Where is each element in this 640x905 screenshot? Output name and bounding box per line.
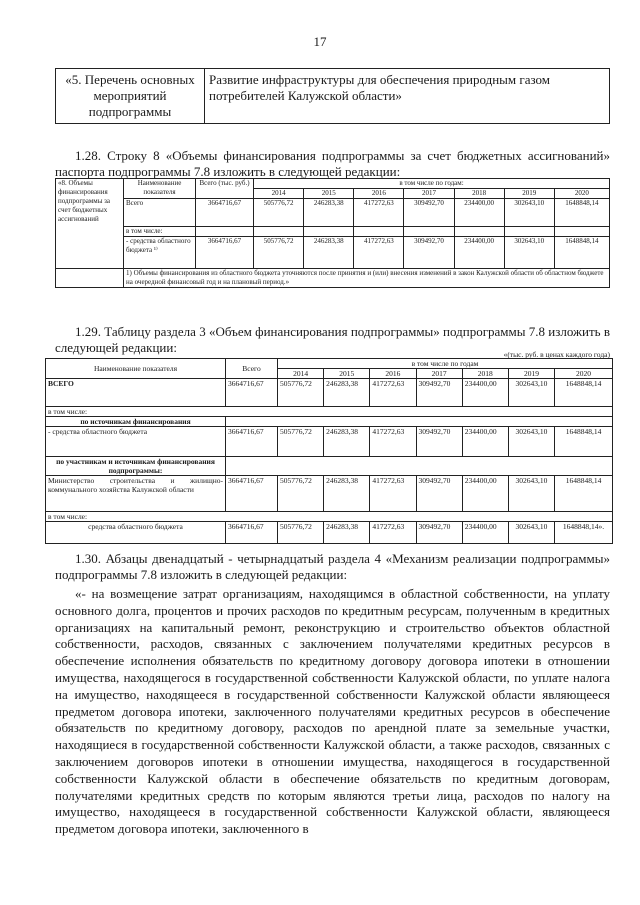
row-total: 3664716,67 — [226, 379, 278, 407]
unit-label: «(тыс. руб. в ценах каждого года) — [503, 350, 610, 359]
cell: 417272,63 — [370, 379, 416, 407]
cell: 246283,38 — [304, 237, 354, 269]
footnote: 1) Объемы финансирования из областного бюджета уточняются после принятия и (или) внесения изменений в закон Калужской области об областном бюджете на очередной финансовый год и на плановый период.» — [124, 269, 610, 288]
row-label: по участникам и источникам финансирования подпрограммы: — [46, 457, 226, 476]
cell: 505776,72 — [278, 476, 324, 512]
cell: 1648848,14 — [554, 199, 609, 227]
cell: 302643,10 — [508, 476, 554, 512]
cell — [404, 227, 454, 237]
paragraph-1-29: 1.29. Таблицу раздела 3 «Объем финансирования подпрограммы» подпрограммы 7.8 изложить в следующей редакции: — [55, 324, 610, 355]
body-paragraph: «- на возмещение затрат организациям, находящимся в областной собственности, на уплату основного долга, процентов и прочих расходов по кредитным ресурсам, полученным в кредитных организациях на капитальный ремонт, реконструкцию и строительство объектов областной собственности, расходов, связанных с заключением получателями кредитных ресурсов в обеспечение исполнения обязательств по кредитному договору договора ипотеки в отношении имущества, находящегося в государственной собственности Калужской области, по уплате налога на имущество, находящееся в государственной собственности Калужской области являющееся предметом договора ипотеки, заключенного получателями кредитных ресурсов в обеспечение обязательств по кредитному договору, расходов по арендной плате за земельные участки, находящиеся в государственной собственности Калужской области, а также расходов, связанных с заключением договоров ипотеки в отношении имущества, находящегося в государственной собственности Калужской области в обеспечение обязательств по кредитным договорам, получателями кредитных средств по которым являются третьи лица, расходов по налогу на имущество, находящееся в государственной собственности Калужской области, являющееся предметом договора ипотеки, заключенного в — [55, 586, 610, 837]
row-name: Министерство строительства и жилищно-коммунального хозяйства Калужской области — [46, 476, 226, 512]
row-label: в том числе: — [46, 407, 613, 417]
cell: 1648848,14 — [554, 237, 609, 269]
cell: 1648848,14». — [555, 522, 613, 544]
cell: 417272,63 — [354, 199, 404, 227]
year-header: 2017 — [416, 369, 462, 379]
row-name: Всего — [124, 199, 196, 227]
cell: 234400,00 — [454, 199, 504, 227]
col-name-header: Наименование показателя — [46, 359, 226, 379]
cell: 234400,00 — [462, 522, 508, 544]
cell — [454, 227, 504, 237]
row-total-label: ВСЕГО — [46, 379, 226, 407]
col-name-header: Наименование показателя — [124, 179, 196, 199]
year-header: 2019 — [504, 189, 554, 199]
cell: 234400,00 — [462, 379, 508, 407]
row-total: 3664716,67 — [196, 199, 254, 227]
cell: 246283,38 — [324, 379, 370, 407]
cell: 505776,72 — [254, 199, 304, 227]
cell: 417272,63 — [370, 427, 416, 457]
paragraph-1-28: 1.28. Строку 8 «Объемы финансирования подпрограммы за счет бюджетных ассигнований» паспорта подпрограммы 7.8 изложить в следующей редакции: — [55, 148, 610, 179]
col-years-header: в том числе по годам — [278, 359, 613, 369]
cell: 302643,10 — [508, 427, 554, 457]
cell: 505776,72 — [278, 522, 324, 544]
row-label: по источникам финансирования — [46, 417, 226, 427]
paragraph-1-30: 1.30. Абзацы двенадцатый - четырнадцатый раздела 4 «Механизм реализации подпрограммы» подпрограммы 7.8 изложить в следующей редакции: — [55, 551, 610, 582]
col-total-header: Всего (тыс. руб.) — [196, 179, 254, 199]
cell: 246283,38 — [324, 476, 370, 512]
year-header: 2014 — [254, 189, 304, 199]
cell: 1648848,14 — [555, 476, 613, 512]
year-header: 2015 — [324, 369, 370, 379]
financing-passport-table — [55, 178, 610, 288]
cell — [254, 227, 304, 237]
col-total-header: Всего — [226, 359, 278, 379]
cell: 246283,38 — [304, 199, 354, 227]
row-total: 3664716,67 — [226, 427, 278, 457]
cell: 309492,70 — [404, 199, 454, 227]
row-total: 3664716,67 — [226, 522, 278, 544]
cell — [554, 227, 609, 237]
year-header: 2016 — [370, 369, 416, 379]
cell: 302643,10 — [508, 522, 554, 544]
cell — [226, 457, 613, 476]
cell: 309492,70 — [416, 522, 462, 544]
page-number: 17 — [313, 34, 327, 49]
row-total: 3664716,67 — [226, 476, 278, 512]
cell: 234400,00 — [462, 476, 508, 512]
cell: 1648848,14 — [555, 379, 613, 407]
year-header: 2020 — [555, 369, 613, 379]
cell — [354, 227, 404, 237]
cell: 417272,63 — [354, 237, 404, 269]
cell: 234400,00 — [462, 427, 508, 457]
cell — [226, 417, 613, 427]
cell: 309492,70 — [404, 237, 454, 269]
section5-label: «5. Перечень основных мероприятий подпрограммы — [56, 69, 205, 124]
cell: 309492,70 — [416, 379, 462, 407]
year-header: 2018 — [454, 189, 504, 199]
cell: 302643,10 — [504, 237, 554, 269]
cell: 505776,72 — [278, 427, 324, 457]
cell: 417272,63 — [370, 522, 416, 544]
section5-value: Развитие инфраструктуры для обеспечения природным газом потребителей Калужской области» — [205, 69, 610, 124]
cell: 246283,38 — [324, 427, 370, 457]
row-total — [196, 227, 254, 237]
cell: 505776,72 — [254, 237, 304, 269]
cell: 246283,38 — [324, 522, 370, 544]
year-header: 2019 — [508, 369, 554, 379]
year-header: 2016 — [354, 189, 404, 199]
year-header: 2018 — [462, 369, 508, 379]
year-header: 2015 — [304, 189, 354, 199]
year-header: 2014 — [278, 369, 324, 379]
cell — [304, 227, 354, 237]
cell — [504, 227, 554, 237]
row-label: в том числе: — [46, 512, 613, 522]
cell: 1648848,14 — [555, 427, 613, 457]
section5-table — [55, 68, 610, 124]
row-name: - средства областного бюджета ¹⁾ — [124, 237, 196, 269]
cell: 309492,70 — [416, 427, 462, 457]
cell: 309492,70 — [416, 476, 462, 512]
year-header: 2020 — [554, 189, 609, 199]
cell: 234400,00 — [454, 237, 504, 269]
cell: 505776,72 — [278, 379, 324, 407]
row-name: в том числе: — [124, 227, 196, 237]
row-total: 3664716,67 — [196, 237, 254, 269]
year-header: 2017 — [404, 189, 454, 199]
row-name: - средства областного бюджета — [46, 427, 226, 457]
cell: 302643,10 — [508, 379, 554, 407]
passport-row-head: «8. Объемы финансирования подпрограммы за счет бюджетных ассигнований — [56, 179, 124, 269]
col-years-header: в том числе по годам: — [254, 179, 610, 189]
financing-section3-table — [45, 358, 613, 544]
cell: 417272,63 — [370, 476, 416, 512]
cell: 302643,10 — [504, 199, 554, 227]
row-name: средства областного бюджета — [46, 522, 226, 544]
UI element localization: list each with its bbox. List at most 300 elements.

* **EXERCISE PROMPT**
Copy every line of the records above word for word, leaving out the pictures.

* **TASK ANSWER**
Where is each element in this 640x905 screenshot? Output name and bounding box per line.
row-total: 3664716,67 — [226, 379, 278, 407]
unit-label: «(тыс. руб. в ценах каждого года) — [503, 350, 610, 359]
cell: 417272,63 — [370, 379, 416, 407]
cell: 246283,38 — [304, 237, 354, 269]
footnote: 1) Объемы финансирования из областного бюджета уточняются после принятия и (или) внесения изменений в закон Калужской области об областном бюджете на очередной финансовый год и на плановый период.» — [124, 269, 610, 288]
row-label: по участникам и источникам финансирования подпрограммы: — [46, 457, 226, 476]
cell: 505776,72 — [278, 476, 324, 512]
cell: 1648848,14 — [554, 199, 609, 227]
cell: 302643,10 — [508, 476, 554, 512]
cell — [404, 227, 454, 237]
paragraph-1-29: 1.29. Таблицу раздела 3 «Объем финансирования подпрограммы» подпрограммы 7.8 изложить в следующей редакции: — [55, 324, 610, 355]
body-paragraph: «- на возмещение затрат организациям, находящимся в областной собственности, на уплату основного долга, процентов и прочих расходов по кредитным ресурсам, полученным в кредитных организациях на капитальный ремонт, реконструкцию и строительство объектов областной собственности, расходов, связанных с заключением получателями кредитных ресурсов в обеспечение исполнения обязательств по кредитному договору договора ипотеки в отношении имущества, находящегося в государственной собственности Калужской области, по уплате налога на имущество, находящееся в государственной собственности Калужской области являющееся предметом договора ипотеки, заключенного получателями кредитных ресурсов в обеспечение обязательств по кредитному договору, расходов по арендной плате за земельные участки, находящиеся в государственной собственности Калужской области, а также расходов, связанных с заключением договоров ипотеки в отношении имущества, находящегося в государственной собственности Калужской области в обеспечение обязательств по кредитным договорам, получателями кредитных средств по которым являются третьи лица, расходов по налогу на имущество, находящееся в государственной собственности Калужской области, являющееся предметом договора ипотеки, заключенного в — [55, 586, 610, 837]
row-name: Министерство строительства и жилищно-коммунального хозяйства Калужской области — [46, 476, 226, 512]
row-label: в том числе: — [46, 407, 613, 417]
cell: 1648848,14 — [554, 237, 609, 269]
cell: 1648848,14». — [555, 522, 613, 544]
cell: 417272,63 — [354, 199, 404, 227]
year-header: 2017 — [416, 369, 462, 379]
row-name: Всего — [124, 199, 196, 227]
cell: 234400,00 — [454, 199, 504, 227]
col-name-header: Наименование показателя — [46, 359, 226, 379]
cell: 234400,00 — [462, 522, 508, 544]
cell — [454, 227, 504, 237]
row-total-label: ВСЕГО — [46, 379, 226, 407]
col-name-header: Наименование показателя — [124, 179, 196, 199]
year-header: 2019 — [504, 189, 554, 199]
cell: 234400,00 — [462, 379, 508, 407]
row-total: 3664716,67 — [196, 199, 254, 227]
cell: 246283,38 — [324, 379, 370, 407]
cell: 505776,72 — [254, 199, 304, 227]
cell: 417272,63 — [370, 427, 416, 457]
paragraph-1-28: 1.28. Строку 8 «Объемы финансирования подпрограммы за счет бюджетных ассигнований» паспорта подпрограммы 7.8 изложить в следующей редакции: — [55, 148, 610, 179]
col-years-header: в том числе по годам — [278, 359, 613, 369]
cell: 302643,10 — [508, 427, 554, 457]
cell: 505776,72 — [278, 522, 324, 544]
row-label: по источникам финансирования — [46, 417, 226, 427]
paragraph-1-30: 1.30. Абзацы двенадцатый - четырнадцатый раздела 4 «Механизм реализации подпрограммы» подпрограммы 7.8 изложить в следующей редакции: — [55, 551, 610, 582]
col-total-header: Всего (тыс. руб.) — [196, 179, 254, 199]
cell: 246283,38 — [324, 476, 370, 512]
year-header: 2014 — [254, 189, 304, 199]
cell: 1648848,14 — [555, 476, 613, 512]
year-header: 2015 — [324, 369, 370, 379]
financing-passport-table — [55, 178, 610, 288]
cell — [254, 227, 304, 237]
col-total-header: Всего — [226, 359, 278, 379]
cell: 246283,38 — [304, 199, 354, 227]
row-total: 3664716,67 — [226, 427, 278, 457]
cell: 309492,70 — [404, 199, 454, 227]
row-total: 3664716,67 — [226, 522, 278, 544]
cell — [554, 227, 609, 237]
year-header: 2016 — [370, 369, 416, 379]
cell: 302643,10 — [508, 522, 554, 544]
cell — [226, 457, 613, 476]
cell: 309492,70 — [416, 522, 462, 544]
page-number: 17 — [313, 34, 327, 49]
row-total: 3664716,67 — [226, 476, 278, 512]
cell: 234400,00 — [462, 476, 508, 512]
cell: 1648848,14 — [555, 379, 613, 407]
year-header: 2020 — [555, 369, 613, 379]
cell — [354, 227, 404, 237]
cell: 417272,63 — [354, 237, 404, 269]
cell: 234400,00 — [462, 427, 508, 457]
cell — [226, 417, 613, 427]
cell: 309492,70 — [404, 237, 454, 269]
section5-label: «5. Перечень основных мероприятий подпрограммы — [56, 69, 205, 124]
cell: 309492,70 — [416, 379, 462, 407]
year-header: 2018 — [454, 189, 504, 199]
cell: 302643,10 — [504, 237, 554, 269]
cell: 505776,72 — [278, 427, 324, 457]
cell: 417272,63 — [370, 522, 416, 544]
section5-value: Развитие инфраструктуры для обеспечения природным газом потребителей Калужской области» — [205, 69, 610, 124]
cell: 246283,38 — [324, 427, 370, 457]
row-total — [196, 227, 254, 237]
cell: 505776,72 — [254, 237, 304, 269]
cell: 246283,38 — [324, 522, 370, 544]
year-header: 2019 — [508, 369, 554, 379]
year-header: 2016 — [354, 189, 404, 199]
year-header: 2018 — [462, 369, 508, 379]
year-header: 2015 — [304, 189, 354, 199]
year-header: 2014 — [278, 369, 324, 379]
cell — [304, 227, 354, 237]
cell — [504, 227, 554, 237]
row-label: в том числе: — [46, 512, 613, 522]
cell: 1648848,14 — [555, 427, 613, 457]
section5-table — [55, 68, 610, 124]
row-name: - средства областного бюджета ¹⁾ — [124, 237, 196, 269]
cell: 309492,70 — [416, 427, 462, 457]
cell: 309492,70 — [416, 476, 462, 512]
year-header: 2020 — [554, 189, 609, 199]
cell: 234400,00 — [454, 237, 504, 269]
cell: 505776,72 — [278, 379, 324, 407]
row-name: в том числе: — [124, 227, 196, 237]
row-total: 3664716,67 — [196, 237, 254, 269]
year-header: 2017 — [404, 189, 454, 199]
row-name: - средства областного бюджета — [46, 427, 226, 457]
cell: 302643,10 — [508, 379, 554, 407]
passport-row-head: «8. Объемы финансирования подпрограммы за счет бюджетных ассигнований — [56, 179, 124, 269]
col-years-header: в том числе по годам: — [254, 179, 610, 189]
financing-section3-table — [45, 358, 613, 544]
cell: 417272,63 — [370, 476, 416, 512]
cell: 302643,10 — [504, 199, 554, 227]
row-name: средства областного бюджета — [46, 522, 226, 544]
UI element localization: list each with its bbox. List at most 300 elements.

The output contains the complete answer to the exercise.